##### Material shown #####

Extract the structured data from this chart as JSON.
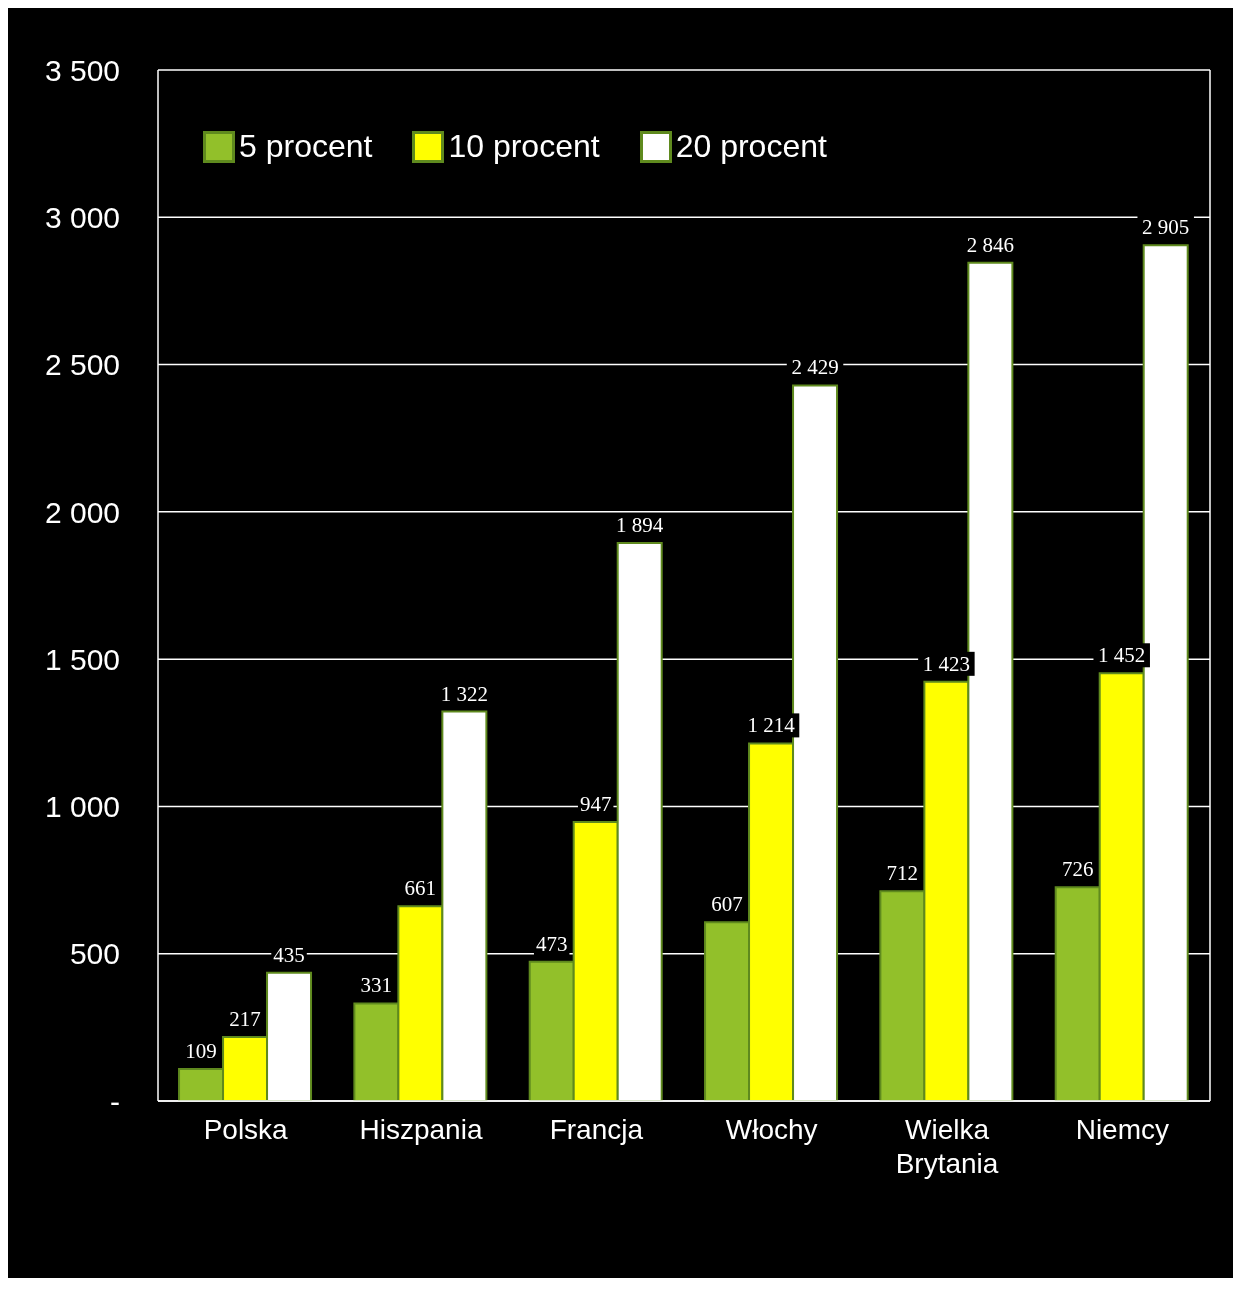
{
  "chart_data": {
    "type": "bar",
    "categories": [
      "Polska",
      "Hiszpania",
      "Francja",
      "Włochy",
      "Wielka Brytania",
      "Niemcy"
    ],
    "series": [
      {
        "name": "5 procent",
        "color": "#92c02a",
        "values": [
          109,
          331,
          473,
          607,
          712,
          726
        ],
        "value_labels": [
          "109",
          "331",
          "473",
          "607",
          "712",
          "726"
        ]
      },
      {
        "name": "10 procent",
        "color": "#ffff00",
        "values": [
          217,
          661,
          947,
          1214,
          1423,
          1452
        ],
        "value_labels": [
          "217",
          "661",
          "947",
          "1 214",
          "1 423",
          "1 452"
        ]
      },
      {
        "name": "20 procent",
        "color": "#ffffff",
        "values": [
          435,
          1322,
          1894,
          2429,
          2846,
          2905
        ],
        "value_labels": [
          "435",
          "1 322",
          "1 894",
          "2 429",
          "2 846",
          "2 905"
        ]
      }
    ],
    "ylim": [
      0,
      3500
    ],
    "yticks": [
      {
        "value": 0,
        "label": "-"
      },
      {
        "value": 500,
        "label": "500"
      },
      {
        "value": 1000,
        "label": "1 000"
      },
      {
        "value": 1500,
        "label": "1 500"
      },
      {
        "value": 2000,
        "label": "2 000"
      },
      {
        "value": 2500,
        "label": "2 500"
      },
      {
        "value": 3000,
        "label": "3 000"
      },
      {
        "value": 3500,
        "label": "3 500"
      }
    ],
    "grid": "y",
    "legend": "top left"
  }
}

#####

Copy all lines from the entries that contain the word "color".

- Worked solution:
        "color": "#92c02a",
        "color": "#ffff00",
        "color": "#ffffff",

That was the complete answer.